## Start Task material

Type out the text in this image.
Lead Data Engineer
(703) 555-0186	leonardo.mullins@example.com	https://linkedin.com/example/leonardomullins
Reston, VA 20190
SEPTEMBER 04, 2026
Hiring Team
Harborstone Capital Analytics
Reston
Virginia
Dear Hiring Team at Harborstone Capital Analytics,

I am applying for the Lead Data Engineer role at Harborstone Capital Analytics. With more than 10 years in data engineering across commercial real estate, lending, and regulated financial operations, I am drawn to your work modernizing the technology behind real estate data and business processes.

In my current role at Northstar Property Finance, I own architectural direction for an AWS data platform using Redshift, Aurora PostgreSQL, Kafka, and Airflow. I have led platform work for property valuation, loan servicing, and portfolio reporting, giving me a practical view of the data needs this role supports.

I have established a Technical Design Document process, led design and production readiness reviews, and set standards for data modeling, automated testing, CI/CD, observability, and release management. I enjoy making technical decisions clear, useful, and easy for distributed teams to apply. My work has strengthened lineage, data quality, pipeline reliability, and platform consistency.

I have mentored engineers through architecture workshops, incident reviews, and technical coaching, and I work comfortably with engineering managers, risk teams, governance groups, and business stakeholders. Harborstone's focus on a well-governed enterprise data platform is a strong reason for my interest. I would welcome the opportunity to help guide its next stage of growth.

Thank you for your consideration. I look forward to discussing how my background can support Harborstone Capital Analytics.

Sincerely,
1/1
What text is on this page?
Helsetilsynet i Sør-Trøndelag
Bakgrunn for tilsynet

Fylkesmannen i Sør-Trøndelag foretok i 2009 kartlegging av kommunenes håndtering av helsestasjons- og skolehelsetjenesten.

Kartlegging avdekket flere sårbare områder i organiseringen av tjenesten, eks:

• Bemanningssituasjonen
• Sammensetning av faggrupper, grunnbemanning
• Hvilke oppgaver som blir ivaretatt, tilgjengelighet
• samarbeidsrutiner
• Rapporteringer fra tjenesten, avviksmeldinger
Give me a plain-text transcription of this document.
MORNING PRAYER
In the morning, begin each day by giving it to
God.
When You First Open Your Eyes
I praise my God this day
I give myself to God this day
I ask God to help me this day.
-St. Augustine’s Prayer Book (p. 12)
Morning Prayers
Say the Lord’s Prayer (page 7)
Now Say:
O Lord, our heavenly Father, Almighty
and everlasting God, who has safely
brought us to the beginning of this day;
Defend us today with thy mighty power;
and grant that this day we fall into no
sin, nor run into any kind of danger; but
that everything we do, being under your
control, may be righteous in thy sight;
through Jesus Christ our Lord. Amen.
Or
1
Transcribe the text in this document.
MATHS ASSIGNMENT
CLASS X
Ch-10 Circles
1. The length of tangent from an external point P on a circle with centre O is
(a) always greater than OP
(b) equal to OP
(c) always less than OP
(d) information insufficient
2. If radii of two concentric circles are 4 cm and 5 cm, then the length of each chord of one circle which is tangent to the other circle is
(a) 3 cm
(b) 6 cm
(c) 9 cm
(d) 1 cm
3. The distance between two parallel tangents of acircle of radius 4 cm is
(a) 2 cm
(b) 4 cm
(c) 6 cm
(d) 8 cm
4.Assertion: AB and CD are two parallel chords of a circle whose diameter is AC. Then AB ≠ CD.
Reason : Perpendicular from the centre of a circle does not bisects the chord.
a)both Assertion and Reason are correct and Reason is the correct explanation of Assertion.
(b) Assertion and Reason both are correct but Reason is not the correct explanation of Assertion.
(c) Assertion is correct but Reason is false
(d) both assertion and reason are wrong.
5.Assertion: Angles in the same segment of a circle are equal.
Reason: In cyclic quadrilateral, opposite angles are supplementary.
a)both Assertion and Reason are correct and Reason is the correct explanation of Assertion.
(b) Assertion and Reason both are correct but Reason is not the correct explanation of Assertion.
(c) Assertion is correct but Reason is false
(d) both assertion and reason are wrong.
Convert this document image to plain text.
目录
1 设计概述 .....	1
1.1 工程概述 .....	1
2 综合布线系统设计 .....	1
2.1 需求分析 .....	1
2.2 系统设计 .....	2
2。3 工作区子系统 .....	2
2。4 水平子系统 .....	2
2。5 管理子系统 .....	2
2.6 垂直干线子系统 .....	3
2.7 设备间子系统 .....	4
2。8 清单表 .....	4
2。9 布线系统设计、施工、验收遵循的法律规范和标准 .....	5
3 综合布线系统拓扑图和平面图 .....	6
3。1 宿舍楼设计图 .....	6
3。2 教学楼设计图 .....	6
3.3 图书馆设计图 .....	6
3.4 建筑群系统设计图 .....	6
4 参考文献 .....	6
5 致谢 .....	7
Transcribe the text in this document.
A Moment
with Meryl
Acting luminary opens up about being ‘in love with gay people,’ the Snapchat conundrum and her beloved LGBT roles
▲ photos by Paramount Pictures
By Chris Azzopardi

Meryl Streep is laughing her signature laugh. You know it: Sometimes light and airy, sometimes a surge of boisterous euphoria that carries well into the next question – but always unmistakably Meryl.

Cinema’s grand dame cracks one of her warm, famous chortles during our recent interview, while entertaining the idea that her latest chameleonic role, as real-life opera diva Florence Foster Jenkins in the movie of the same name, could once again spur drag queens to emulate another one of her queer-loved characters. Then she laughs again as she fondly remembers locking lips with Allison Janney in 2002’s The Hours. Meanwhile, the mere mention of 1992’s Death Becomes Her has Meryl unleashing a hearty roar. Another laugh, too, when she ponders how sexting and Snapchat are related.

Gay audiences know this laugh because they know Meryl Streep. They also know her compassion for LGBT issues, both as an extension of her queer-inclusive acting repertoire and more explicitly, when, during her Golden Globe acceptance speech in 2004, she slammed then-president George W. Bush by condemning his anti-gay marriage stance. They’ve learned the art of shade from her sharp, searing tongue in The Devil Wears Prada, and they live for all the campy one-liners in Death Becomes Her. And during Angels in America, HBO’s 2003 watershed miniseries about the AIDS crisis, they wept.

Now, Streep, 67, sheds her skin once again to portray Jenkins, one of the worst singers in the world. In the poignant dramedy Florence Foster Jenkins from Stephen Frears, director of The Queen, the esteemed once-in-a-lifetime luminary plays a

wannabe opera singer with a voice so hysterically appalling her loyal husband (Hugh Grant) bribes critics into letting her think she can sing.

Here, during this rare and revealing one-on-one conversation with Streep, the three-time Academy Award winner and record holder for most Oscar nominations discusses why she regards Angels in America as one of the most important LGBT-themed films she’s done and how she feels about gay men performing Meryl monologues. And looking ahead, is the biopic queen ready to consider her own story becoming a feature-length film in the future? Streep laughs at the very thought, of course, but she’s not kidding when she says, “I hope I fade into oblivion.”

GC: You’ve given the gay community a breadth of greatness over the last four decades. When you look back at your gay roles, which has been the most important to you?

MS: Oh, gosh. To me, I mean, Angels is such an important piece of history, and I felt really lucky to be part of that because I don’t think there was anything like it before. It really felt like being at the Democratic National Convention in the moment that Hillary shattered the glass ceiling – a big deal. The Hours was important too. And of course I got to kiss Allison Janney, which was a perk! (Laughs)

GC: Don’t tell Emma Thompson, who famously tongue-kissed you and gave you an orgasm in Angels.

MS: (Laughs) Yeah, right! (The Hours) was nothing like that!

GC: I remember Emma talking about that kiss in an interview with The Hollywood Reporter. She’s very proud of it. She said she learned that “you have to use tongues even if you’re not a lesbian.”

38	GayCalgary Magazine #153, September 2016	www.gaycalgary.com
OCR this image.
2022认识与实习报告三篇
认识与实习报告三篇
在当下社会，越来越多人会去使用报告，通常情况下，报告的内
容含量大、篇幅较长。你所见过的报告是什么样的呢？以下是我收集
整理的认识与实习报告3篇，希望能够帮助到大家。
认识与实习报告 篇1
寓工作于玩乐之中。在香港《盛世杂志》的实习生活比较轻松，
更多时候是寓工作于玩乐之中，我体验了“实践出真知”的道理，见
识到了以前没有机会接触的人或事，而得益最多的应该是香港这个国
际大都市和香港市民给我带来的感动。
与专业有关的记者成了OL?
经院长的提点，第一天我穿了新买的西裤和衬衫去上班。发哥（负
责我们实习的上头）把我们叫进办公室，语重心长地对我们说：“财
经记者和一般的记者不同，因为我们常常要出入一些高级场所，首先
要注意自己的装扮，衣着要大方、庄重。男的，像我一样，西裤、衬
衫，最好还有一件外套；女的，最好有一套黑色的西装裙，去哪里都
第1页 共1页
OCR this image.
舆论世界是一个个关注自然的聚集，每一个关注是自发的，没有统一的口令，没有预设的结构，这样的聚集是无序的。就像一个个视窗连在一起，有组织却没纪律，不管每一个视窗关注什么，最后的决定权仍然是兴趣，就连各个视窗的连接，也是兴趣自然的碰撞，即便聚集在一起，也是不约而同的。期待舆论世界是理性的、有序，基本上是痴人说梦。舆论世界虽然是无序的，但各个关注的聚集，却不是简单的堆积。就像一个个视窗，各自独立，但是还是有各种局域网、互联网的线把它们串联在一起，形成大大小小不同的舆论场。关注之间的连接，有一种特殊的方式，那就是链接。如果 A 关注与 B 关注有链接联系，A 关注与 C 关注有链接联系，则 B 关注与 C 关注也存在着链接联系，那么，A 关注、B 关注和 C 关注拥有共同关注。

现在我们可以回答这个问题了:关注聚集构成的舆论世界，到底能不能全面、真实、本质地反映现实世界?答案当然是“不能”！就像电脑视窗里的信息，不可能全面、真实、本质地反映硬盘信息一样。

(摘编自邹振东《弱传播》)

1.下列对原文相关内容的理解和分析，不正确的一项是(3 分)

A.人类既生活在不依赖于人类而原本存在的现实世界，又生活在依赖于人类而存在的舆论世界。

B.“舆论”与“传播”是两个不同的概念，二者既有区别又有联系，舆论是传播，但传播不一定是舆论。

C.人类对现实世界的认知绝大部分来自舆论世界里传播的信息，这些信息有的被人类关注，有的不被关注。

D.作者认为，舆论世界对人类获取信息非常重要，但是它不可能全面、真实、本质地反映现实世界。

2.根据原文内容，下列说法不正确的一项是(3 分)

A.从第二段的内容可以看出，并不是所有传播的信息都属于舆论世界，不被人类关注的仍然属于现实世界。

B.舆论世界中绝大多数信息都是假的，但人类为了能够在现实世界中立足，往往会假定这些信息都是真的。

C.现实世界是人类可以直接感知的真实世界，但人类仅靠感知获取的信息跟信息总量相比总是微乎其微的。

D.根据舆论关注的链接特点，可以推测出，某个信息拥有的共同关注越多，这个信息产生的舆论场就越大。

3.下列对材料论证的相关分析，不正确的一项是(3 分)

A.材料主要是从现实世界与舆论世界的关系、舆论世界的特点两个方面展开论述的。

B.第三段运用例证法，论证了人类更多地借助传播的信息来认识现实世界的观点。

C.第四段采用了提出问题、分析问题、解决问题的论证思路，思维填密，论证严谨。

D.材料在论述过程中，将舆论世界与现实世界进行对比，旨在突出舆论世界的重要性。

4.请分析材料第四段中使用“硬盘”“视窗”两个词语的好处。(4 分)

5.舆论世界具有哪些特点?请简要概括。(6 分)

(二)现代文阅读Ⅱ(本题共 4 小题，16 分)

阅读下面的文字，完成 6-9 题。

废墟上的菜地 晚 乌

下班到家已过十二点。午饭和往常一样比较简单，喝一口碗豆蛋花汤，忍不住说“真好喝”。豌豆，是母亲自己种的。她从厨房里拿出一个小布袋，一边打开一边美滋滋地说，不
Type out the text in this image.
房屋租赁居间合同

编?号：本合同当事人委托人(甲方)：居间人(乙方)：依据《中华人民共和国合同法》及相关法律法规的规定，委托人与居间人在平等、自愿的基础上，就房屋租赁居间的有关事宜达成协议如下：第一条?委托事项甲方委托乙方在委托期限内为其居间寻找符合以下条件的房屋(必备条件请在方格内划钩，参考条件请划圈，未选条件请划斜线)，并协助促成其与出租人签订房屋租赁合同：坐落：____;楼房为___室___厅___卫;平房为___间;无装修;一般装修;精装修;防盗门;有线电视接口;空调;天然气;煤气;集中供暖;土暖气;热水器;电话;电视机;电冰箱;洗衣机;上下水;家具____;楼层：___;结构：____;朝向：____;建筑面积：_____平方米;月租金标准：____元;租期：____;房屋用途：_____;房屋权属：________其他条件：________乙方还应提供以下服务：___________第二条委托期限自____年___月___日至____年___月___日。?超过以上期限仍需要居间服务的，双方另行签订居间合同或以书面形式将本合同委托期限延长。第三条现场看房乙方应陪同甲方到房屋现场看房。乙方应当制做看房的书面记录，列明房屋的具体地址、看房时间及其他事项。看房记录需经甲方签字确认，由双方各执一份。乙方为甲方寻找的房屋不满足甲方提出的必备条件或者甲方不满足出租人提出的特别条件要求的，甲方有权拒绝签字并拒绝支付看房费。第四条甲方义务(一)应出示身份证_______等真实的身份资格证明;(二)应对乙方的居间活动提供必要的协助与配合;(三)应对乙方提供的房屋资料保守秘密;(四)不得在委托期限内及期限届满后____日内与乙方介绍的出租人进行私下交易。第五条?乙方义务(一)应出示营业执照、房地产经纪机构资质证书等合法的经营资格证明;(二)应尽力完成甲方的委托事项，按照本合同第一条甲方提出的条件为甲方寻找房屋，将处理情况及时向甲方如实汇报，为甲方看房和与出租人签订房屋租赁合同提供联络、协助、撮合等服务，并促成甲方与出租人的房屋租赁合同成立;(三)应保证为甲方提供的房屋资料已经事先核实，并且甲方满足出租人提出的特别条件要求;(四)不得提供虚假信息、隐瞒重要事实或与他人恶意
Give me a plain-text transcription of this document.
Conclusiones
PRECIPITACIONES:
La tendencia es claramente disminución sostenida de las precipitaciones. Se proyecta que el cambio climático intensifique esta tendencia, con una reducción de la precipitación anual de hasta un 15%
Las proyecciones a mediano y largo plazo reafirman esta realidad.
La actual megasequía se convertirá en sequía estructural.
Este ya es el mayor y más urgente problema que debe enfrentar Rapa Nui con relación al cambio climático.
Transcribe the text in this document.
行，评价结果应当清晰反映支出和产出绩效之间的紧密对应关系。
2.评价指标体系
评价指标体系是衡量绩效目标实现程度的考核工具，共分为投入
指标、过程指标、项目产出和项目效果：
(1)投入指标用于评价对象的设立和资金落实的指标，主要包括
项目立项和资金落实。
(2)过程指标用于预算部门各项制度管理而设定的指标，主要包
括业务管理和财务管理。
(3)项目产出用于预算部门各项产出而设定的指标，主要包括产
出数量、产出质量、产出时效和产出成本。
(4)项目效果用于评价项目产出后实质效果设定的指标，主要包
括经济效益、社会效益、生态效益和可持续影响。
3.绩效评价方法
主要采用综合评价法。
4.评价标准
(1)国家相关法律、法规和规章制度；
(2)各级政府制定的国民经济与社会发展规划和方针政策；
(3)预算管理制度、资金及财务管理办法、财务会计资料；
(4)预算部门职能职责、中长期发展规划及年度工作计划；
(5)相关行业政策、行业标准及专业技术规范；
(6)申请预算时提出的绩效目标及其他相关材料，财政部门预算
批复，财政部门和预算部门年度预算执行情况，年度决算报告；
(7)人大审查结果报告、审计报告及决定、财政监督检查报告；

## End Task material

List each line in the listing that contains the string "length".

** Written solution **
1. The length of tangent from an external point P on a circle with centre O is
2. If radii of two concentric circles are 4 cm and 5 cm, then the length of each chord of one circle which is tangent to the other circle is
Here, during this rare and revealing one-on-one conversation with Streep, the three-time Academy Award winner and record holder for most Oscar nominations discusses why she regards Angels in America as one of the most important LGBT-themed films she’s done and how she feels about gay men performing Meryl monologues. And looking ahead, is the biopic queen ready to consider her own story becoming a feature-length film in the future? Streep laughs at the very thought, of course, but she’s not kidding when she says, “I hope I fade into oblivion.”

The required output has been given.